[Items from a collection]
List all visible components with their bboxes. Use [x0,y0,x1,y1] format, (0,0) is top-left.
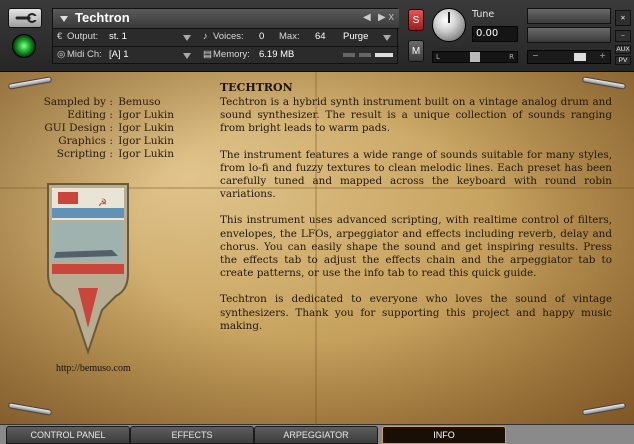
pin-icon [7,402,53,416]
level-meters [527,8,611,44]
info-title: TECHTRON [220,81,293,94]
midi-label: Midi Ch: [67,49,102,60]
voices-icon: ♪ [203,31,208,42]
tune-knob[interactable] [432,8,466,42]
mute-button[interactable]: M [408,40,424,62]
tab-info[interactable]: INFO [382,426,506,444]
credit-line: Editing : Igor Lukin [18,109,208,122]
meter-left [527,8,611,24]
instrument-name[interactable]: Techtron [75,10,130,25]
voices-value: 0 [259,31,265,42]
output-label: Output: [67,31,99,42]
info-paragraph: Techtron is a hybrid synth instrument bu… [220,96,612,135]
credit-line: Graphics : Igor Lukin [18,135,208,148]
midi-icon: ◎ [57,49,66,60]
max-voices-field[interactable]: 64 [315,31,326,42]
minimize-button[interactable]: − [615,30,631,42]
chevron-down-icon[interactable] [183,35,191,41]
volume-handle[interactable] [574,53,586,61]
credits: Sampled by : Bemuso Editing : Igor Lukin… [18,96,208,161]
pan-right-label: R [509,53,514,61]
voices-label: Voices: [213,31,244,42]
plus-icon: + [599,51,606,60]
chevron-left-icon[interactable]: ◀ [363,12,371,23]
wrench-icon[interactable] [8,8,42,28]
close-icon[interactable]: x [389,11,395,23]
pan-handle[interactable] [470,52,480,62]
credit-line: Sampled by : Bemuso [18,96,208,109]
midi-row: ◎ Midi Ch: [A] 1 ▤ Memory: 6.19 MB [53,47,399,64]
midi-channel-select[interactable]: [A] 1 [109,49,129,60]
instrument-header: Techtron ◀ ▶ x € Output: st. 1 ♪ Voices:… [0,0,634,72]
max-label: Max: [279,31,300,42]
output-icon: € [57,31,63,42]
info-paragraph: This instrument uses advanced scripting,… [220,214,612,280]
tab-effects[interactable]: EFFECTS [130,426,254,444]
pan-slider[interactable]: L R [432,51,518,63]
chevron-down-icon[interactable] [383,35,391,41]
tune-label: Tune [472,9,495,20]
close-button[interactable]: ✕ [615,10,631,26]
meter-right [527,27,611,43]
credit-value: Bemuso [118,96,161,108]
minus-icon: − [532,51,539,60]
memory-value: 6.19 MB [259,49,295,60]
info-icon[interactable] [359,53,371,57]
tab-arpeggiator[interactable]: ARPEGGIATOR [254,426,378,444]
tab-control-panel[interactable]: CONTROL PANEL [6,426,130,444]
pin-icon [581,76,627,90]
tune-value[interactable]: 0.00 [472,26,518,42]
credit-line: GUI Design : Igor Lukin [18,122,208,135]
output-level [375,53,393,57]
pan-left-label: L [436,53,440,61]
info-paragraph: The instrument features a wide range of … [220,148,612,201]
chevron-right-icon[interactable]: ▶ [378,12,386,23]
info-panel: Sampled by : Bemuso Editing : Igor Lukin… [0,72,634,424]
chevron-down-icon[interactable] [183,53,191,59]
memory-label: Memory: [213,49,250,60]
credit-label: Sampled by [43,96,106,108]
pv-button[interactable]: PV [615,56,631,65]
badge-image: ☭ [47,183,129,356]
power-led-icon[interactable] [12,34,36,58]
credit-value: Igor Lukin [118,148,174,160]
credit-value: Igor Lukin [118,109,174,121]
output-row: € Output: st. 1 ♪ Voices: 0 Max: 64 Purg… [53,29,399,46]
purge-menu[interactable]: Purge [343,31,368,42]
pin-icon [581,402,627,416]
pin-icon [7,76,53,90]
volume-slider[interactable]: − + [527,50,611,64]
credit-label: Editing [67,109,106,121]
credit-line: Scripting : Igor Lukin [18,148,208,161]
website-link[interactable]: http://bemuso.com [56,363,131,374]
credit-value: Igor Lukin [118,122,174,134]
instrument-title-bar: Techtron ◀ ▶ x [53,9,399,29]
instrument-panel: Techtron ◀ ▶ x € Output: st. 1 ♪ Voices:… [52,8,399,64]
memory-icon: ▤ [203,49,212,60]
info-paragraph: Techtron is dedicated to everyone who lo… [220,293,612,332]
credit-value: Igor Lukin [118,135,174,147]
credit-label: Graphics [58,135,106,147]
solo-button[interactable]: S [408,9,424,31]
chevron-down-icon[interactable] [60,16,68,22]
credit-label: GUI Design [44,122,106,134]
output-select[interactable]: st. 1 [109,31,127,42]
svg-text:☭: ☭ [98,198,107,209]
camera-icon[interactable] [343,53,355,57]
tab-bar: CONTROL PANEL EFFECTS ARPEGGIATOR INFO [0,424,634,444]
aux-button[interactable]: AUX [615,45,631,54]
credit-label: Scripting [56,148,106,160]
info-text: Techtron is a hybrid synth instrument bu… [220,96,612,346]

* * *

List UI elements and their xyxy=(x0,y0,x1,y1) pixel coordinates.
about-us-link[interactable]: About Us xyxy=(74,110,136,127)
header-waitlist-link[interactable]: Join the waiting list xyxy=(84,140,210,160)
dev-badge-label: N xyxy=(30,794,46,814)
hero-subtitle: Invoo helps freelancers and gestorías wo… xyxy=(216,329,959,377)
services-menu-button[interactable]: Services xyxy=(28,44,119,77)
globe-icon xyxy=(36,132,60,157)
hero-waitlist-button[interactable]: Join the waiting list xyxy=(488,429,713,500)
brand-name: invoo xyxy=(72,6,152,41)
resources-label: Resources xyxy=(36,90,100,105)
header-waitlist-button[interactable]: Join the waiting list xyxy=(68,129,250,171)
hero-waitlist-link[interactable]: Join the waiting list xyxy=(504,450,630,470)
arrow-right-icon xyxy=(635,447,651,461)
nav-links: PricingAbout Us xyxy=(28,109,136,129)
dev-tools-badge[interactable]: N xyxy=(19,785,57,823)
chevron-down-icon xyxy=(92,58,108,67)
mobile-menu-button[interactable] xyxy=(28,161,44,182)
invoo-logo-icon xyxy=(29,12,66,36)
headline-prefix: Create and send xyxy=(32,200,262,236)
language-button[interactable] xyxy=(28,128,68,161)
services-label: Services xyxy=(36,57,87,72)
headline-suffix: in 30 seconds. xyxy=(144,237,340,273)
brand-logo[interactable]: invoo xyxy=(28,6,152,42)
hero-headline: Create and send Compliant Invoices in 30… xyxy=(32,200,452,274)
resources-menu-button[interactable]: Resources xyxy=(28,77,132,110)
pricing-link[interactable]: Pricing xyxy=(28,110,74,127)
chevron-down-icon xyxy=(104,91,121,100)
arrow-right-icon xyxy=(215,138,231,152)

==

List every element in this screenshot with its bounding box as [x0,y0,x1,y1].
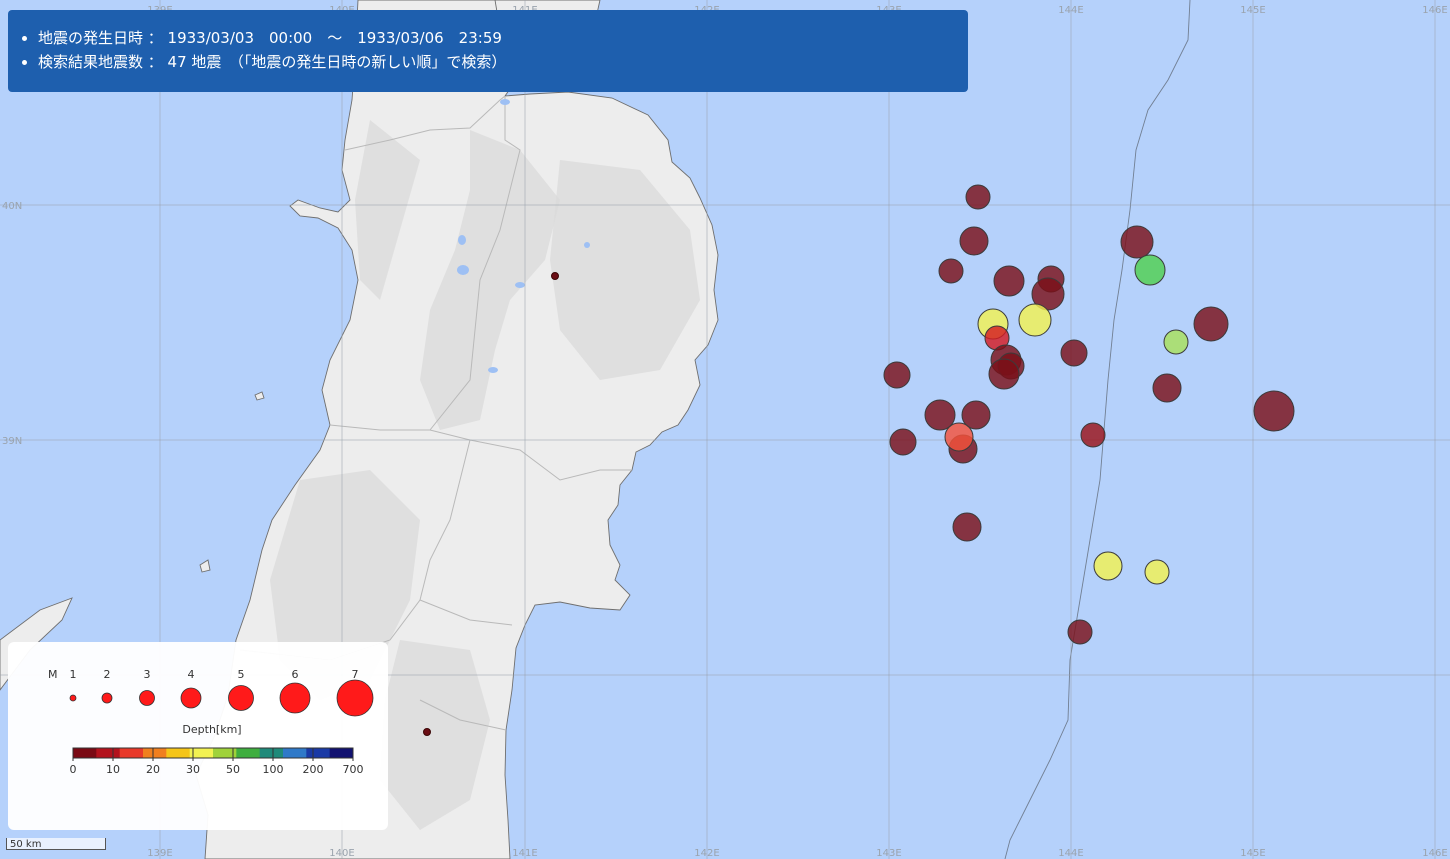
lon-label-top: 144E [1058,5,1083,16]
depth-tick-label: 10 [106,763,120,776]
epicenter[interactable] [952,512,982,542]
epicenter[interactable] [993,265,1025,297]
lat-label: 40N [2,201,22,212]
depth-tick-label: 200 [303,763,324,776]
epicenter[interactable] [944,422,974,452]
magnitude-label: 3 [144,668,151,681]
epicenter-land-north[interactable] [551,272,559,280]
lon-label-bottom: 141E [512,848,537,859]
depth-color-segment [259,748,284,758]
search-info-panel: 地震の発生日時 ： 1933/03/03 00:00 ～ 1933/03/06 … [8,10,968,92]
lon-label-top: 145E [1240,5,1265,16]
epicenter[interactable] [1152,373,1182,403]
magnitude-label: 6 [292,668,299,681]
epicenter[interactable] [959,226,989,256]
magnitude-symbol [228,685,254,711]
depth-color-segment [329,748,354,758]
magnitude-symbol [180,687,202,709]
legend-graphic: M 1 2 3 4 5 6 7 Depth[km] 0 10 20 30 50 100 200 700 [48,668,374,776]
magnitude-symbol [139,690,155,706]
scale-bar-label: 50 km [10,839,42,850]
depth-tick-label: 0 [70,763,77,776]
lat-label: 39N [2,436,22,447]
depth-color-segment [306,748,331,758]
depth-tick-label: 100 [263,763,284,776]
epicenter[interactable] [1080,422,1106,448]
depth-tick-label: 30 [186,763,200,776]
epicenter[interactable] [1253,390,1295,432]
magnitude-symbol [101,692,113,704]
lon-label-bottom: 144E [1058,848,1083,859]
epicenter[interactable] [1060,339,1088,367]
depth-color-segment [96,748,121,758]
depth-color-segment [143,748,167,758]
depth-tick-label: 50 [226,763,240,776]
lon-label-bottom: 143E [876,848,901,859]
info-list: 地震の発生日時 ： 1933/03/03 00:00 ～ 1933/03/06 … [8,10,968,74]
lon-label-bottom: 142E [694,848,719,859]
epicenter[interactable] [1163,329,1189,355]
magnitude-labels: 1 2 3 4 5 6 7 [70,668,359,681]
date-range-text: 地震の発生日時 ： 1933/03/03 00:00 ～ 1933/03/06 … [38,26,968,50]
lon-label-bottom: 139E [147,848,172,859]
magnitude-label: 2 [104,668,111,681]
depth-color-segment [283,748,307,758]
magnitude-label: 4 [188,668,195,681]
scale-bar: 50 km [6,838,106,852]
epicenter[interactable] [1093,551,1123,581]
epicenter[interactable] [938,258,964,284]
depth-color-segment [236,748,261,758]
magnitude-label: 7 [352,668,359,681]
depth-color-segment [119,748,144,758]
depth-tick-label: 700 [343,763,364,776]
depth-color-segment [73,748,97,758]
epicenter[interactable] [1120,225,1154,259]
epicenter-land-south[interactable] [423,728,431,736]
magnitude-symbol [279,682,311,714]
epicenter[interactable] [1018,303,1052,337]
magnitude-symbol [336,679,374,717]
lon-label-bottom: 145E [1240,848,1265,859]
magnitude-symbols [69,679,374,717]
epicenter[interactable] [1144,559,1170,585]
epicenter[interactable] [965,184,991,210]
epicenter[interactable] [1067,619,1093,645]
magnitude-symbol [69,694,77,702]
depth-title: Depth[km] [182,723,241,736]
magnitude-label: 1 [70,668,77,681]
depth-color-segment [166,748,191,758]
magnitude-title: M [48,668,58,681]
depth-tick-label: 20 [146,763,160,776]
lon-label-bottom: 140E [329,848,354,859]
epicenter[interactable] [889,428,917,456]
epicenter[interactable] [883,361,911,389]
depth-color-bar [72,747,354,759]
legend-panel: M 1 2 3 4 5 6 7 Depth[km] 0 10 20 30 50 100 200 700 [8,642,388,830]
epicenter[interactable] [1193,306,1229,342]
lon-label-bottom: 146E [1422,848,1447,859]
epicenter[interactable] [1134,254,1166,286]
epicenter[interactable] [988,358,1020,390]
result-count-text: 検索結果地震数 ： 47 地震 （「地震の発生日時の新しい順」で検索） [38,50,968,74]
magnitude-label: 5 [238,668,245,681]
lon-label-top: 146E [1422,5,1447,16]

## Task to carry out
Reproduce the lines of the items above without any change, starting at the line that contains "lon-label-top: 144E [1058,5,1083,16]" and ending after the line that contains "magnitude-label: 3 [144,668,151,681]".

## Task output
lon-label-top: 144E [1058,5,1083,16]
depth-tick-label: 10 [106,763,120,776]
epicenter[interactable] [952,512,982,542]
epicenter[interactable] [993,265,1025,297]
lat-label: 40N [2,201,22,212]
depth-tick-label: 200 [303,763,324,776]
epicenter[interactable] [944,422,974,452]
magnitude-label: 3 [144,668,151,681]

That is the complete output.